## Begin
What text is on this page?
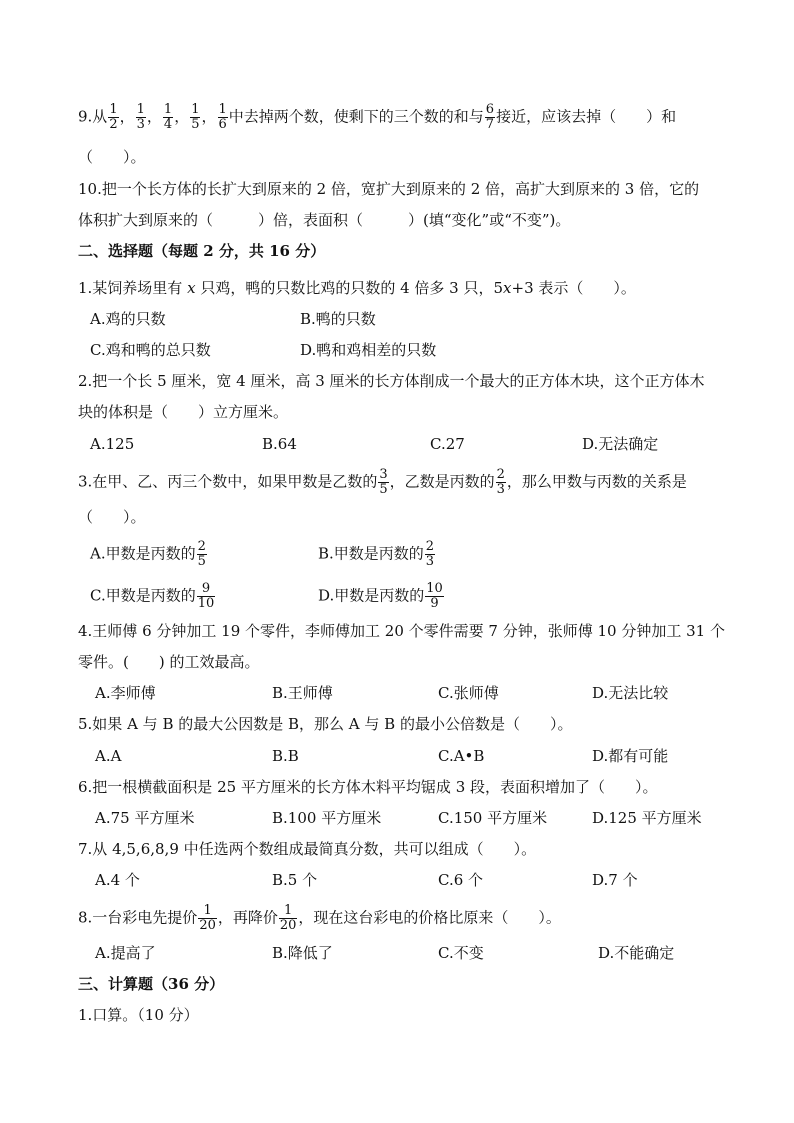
9.从 $\frac{1}{2}$ ， $\frac{1}{3}$ ， $\frac{1}{4}$ ， $\frac{1}{5}$ ， $\frac{1}{6}$ 中去掉两个数，使剩下的三个数的和与 $\frac{6}{7}$ 接近，应该去掉（　　）和
（　　）。
10.把一个长方体的长扩大到原来的 2 倍，宽扩大到原来的 2 倍，高扩大到原来的 3 倍，它的
体积扩大到原来的（　　　）倍，表面积（　　　）(填“变化”或“不变”)。
二、选择题（每题 2 分，共 16 分）
1.某饲养场里有 x 只鸡，鸭的只数比鸡的只数的 4 倍多 3 只，5x+3 表示（　　）。
A.鸡的只数	B.鸭的只数
C.鸡和鸭的总只数	D.鸭和鸡相差的只数
2.把一个长 5 厘米，宽 4 厘米，高 3 厘米的长方体削成一个最大的正方体木块，这个正方体木
块的体积是（　　）立方厘米。
A.125	B.64	C.27	D.无法确定
3.在甲、乙、丙三个数中，如果甲数是乙数的 $\frac{3}{5}$ ，乙数是丙数的 $\frac{2}{3}$ ，那么甲数与丙数的关系是
（　　）。
A.甲数是丙数的 $\frac{2}{5}$	B.甲数是丙数的 $\frac{2}{3}$
C.甲数是丙数的 $\frac{9}{10}$	D.甲数是丙数的 $\frac{10}{9}$
4.王师傅 6 分钟加工 19 个零件，李师傅加工 20 个零件需要 7 分钟，张师傅 10 分钟加工 31 个
零件。(　　) 的工效最高。
A.李师傅	B.王师傅	C.张师傅	D.无法比较
5.如果 A 与 B 的最大公因数是 B，那么 A 与 B 的最小公倍数是（　　）。
A.A	B.B	C.A•B	D.都有可能
6.把一根横截面积是 25 平方厘米的长方体木料平均锯成 3 段，表面积增加了（　　）。
A.75 平方厘米	B.100 平方厘米	C.150 平方厘米	D.125 平方厘米
7.从 4,5,6,8,9 中任选两个数组成最简真分数，共可以组成（　　）。
A.4 个	B.5 个	C.6 个	D.7 个
8.一台彩电先提价 $\frac{1}{20}$ ，再降价 $\frac{1}{20}$ ，现在这台彩电的价格比原来（　　）。
A.提高了	B.降低了	C.不变	D.不能确定
三、计算题（36 分）
1.口算。（10 分）
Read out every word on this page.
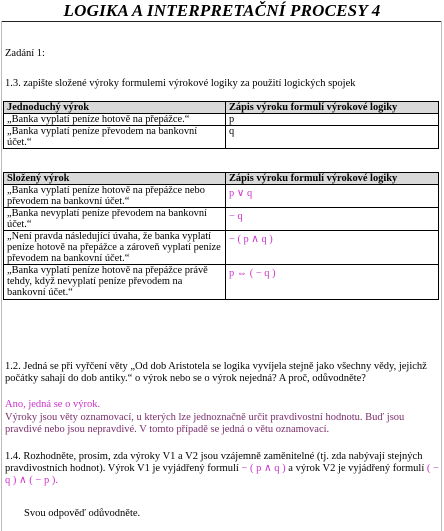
LOGIKA A INTERPRETAČNÍ PROCESY 4
Zadání 1:
1.3. zapište složené výroky formulemi výrokové logiky za použití logických spojek
Jednoduchý výrok	Zápis výroku formulí výrokové logiky
„Banka vyplatí peníze hotově na přepážce.“	p
„Banka vyplatí peníze převodem na bankovní účet.“	q
Složený výrok	Zápis výroku formulí výrokové logiky
„Banka vyplatí peníze hotově na přepážce nebo převodem na bankovní účet.“	p ∨ q
„Banka nevyplatí peníze převodem na bankovní účet.“	− q
„Není pravda následující úvaha, že banka vyplatí peníze hotově na přepážce a zároveň vyplatí peníze převodem na bankovní účet.“	− ( p ∧ q )
„Banka vyplatí peníze hotově na přepážce právě tehdy, když nevyplatí peníze převodem na bankovní účet.“	p ⇔ ( − q )
1.2. Jedná se při vyřčení věty „Od dob Aristotela se logika vyvíjela stejně jako všechny vědy, jejichž počátky sahají do dob antiky.“ o výrok nebo se o výrok nejedná? A proč, odůvodněte?
Ano, jedná se o výrok.
Výroky jsou věty oznamovací, u kterých lze jednoznačně určit pravdivostní hodnotu. Buď jsou pravdivé nebo jsou nepravdivé. V tomto případě se jedná o větu oznamovací.
1.4. Rozhodněte, prosím, zda výroky V1 a V2 jsou vzájemně zaměnitelné (tj. zda nabývají stejných pravdivostních hodnot). Výrok V1 je vyjádřený formulí − ( p ∧ q ) a výrok V2 je vyjádřený formulí ( − q ) ∧ ( − p ).
Svou odpověď odůvodněte.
## End
• _TASK BRIEF_: Give back the entries verbatim. Do not include any picture.

• _SOLUTION TO THE EXERCISE_:
What text is on this page?
9.从 $\frac{1}{2}$ ， $\frac{1}{3}$ ， $\frac{1}{4}$ ， $\frac{1}{5}$ ， $\frac{1}{6}$ 中去掉两个数，使剩下的三个数的和与 $\frac{6}{7}$ 接近，应该去掉（　　）和
（　　）。
10.把一个长方体的长扩大到原来的 2 倍，宽扩大到原来的 2 倍，高扩大到原来的 3 倍，它的
体积扩大到原来的（　　　）倍，表面积（　　　）(填“变化”或“不变”)。
二、选择题（每题 2 分，共 16 分）
1.某饲养场里有 x 只鸡，鸭的只数比鸡的只数的 4 倍多 3 只，5x+3 表示（　　）。
A.鸡的只数	B.鸭的只数
C.鸡和鸭的总只数	D.鸭和鸡相差的只数
2.把一个长 5 厘米，宽 4 厘米，高 3 厘米的长方体削成一个最大的正方体木块，这个正方体木
块的体积是（　　）立方厘米。
A.125	B.64	C.27	D.无法确定
3.在甲、乙、丙三个数中，如果甲数是乙数的 $\frac{3}{5}$ ，乙数是丙数的 $\frac{2}{3}$ ，那么甲数与丙数的关系是
（　　）。
A.甲数是丙数的 $\frac{2}{5}$	B.甲数是丙数的 $\frac{2}{3}$
C.甲数是丙数的 $\frac{9}{10}$	D.甲数是丙数的 $\frac{10}{9}$
4.王师傅 6 分钟加工 19 个零件，李师傅加工 20 个零件需要 7 分钟，张师傅 10 分钟加工 31 个
零件。(　　) 的工效最高。
A.李师傅	B.王师傅	C.张师傅	D.无法比较
5.如果 A 与 B 的最大公因数是 B，那么 A 与 B 的最小公倍数是（　　）。
A.A	B.B	C.A•B	D.都有可能
6.把一根横截面积是 25 平方厘米的长方体木料平均锯成 3 段，表面积增加了（　　）。
A.75 平方厘米	B.100 平方厘米	C.150 平方厘米	D.125 平方厘米
7.从 4,5,6,8,9 中任选两个数组成最简真分数，共可以组成（　　）。
A.4 个	B.5 个	C.6 个	D.7 个
8.一台彩电先提价 $\frac{1}{20}$ ，再降价 $\frac{1}{20}$ ，现在这台彩电的价格比原来（　　）。
A.提高了	B.降低了	C.不变	D.不能确定
三、计算题（36 分）
1.口算。（10 分）
Read out every word on this page.
LOGIKA A INTERPRETAČNÍ PROCESY 4
Zadání 1:
1.3. zapište složené výroky formulemi výrokové logiky za použití logických spojek
Jednoduchý výrok	Zápis výroku formulí výrokové logiky
„Banka vyplatí peníze hotově na přepážce.“	p
„Banka vyplatí peníze převodem na bankovní účet.“	q
Složený výrok	Zápis výroku formulí výrokové logiky
„Banka vyplatí peníze hotově na přepážce nebo převodem na bankovní účet.“	p ∨ q
„Banka nevyplatí peníze převodem na bankovní účet.“	− q
„Není pravda následující úvaha, že banka vyplatí peníze hotově na přepážce a zároveň vyplatí peníze převodem na bankovní účet.“	− ( p ∧ q )
„Banka vyplatí peníze hotově na přepážce právě tehdy, když nevyplatí peníze převodem na bankovní účet.“	p ⇔ ( − q )
1.2. Jedná se při vyřčení věty „Od dob Aristotela se logika vyvíjela stejně jako všechny vědy, jejichž počátky sahají do dob antiky.“ o výrok nebo se o výrok nejedná? A proč, odůvodněte?
Ano, jedná se o výrok.
Výroky jsou věty oznamovací, u kterých lze jednoznačně určit pravdivostní hodnotu. Buď jsou pravdivé nebo jsou nepravdivé. V tomto případě se jedná o větu oznamovací.
1.4. Rozhodněte, prosím, zda výroky V1 a V2 jsou vzájemně zaměnitelné (tj. zda nabývají stejných pravdivostních hodnot). Výrok V1 je vyjádřený formulí − ( p ∧ q ) a výrok V2 je vyjádřený formulí ( − q ) ∧ ( − p ).
Svou odpověď odůvodněte.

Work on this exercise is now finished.